## To do
Find each line containing the string "JSON". Copy it.

## Material provided
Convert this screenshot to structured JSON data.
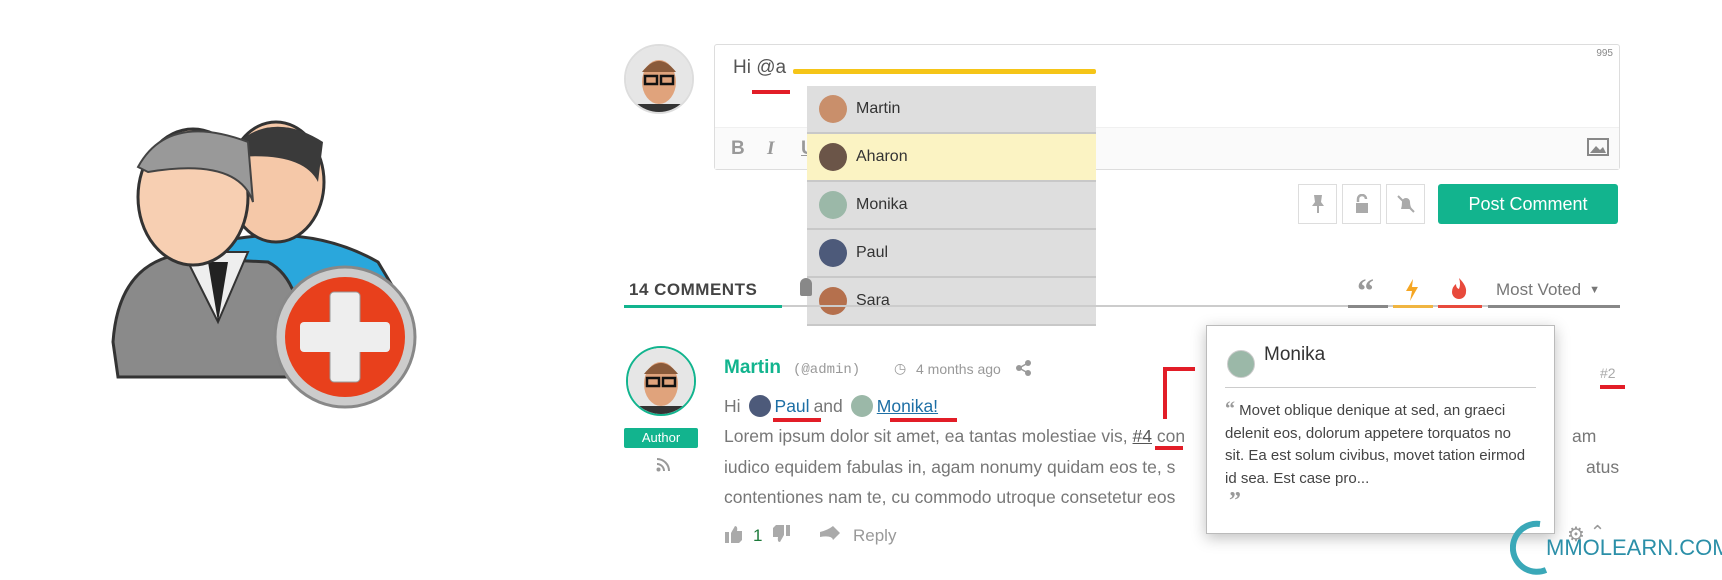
{
  "editor": {
    "text": "Hi @a",
    "char_count": "995",
    "toolbar": {
      "bold": "B",
      "italic": "I",
      "underline": "U"
    }
  },
  "mention_dropdown": {
    "items": [
      {
        "name": "Martin",
        "active": false
      },
      {
        "name": "Aharon",
        "active": true
      },
      {
        "name": "Monika",
        "active": false
      },
      {
        "name": "Paul",
        "active": false
      },
      {
        "name": "Sara",
        "active": false
      }
    ]
  },
  "post_button": "Post Comment",
  "comments_header": {
    "count_label": "14 COMMENTS",
    "sort": "Most Voted"
  },
  "comment": {
    "author": "Martin",
    "handle": "(@admin)",
    "time": "4 months ago",
    "badge": "Author",
    "number": "#2",
    "greeting": "Hi",
    "mention1": "Paul",
    "and": "and",
    "mention2": "Monika!",
    "line1a": "Lorem ipsum dolor sit amet, ea tantas molestiae vis,",
    "ref": "#4",
    "line1b": "con",
    "line1c": "am",
    "line2a": "iudico equidem fabulas in, agam nonumy quidam eos te, s",
    "line2c": "atus",
    "line3a": "contentiones nam te, cu commodo utroque consetetur eos",
    "votes": "1",
    "reply": "Reply"
  },
  "popup": {
    "name": "Monika",
    "text": "Movet oblique denique at sed, an graeci delenit eos, dolorum appetere torquatos no sit. Ea est solum civibus, movet tation eirmod id sea. Est case pro..."
  },
  "watermark": "MMOLEARN.COM",
  "colors": {
    "accent": "#12b48e",
    "link": "#1d6fa5",
    "highlight": "#fbf3c3",
    "annotation_red": "#e21d27",
    "annotation_yellow": "#f5c518"
  }
}
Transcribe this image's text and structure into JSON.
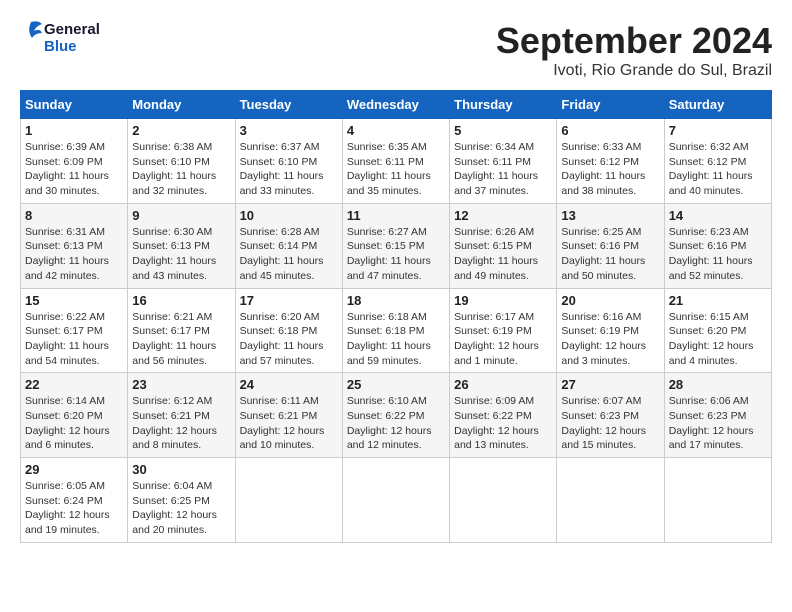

## Exercise response
Convert this screenshot to structured JSON data.
Transcribe this image's text and structure into JSON.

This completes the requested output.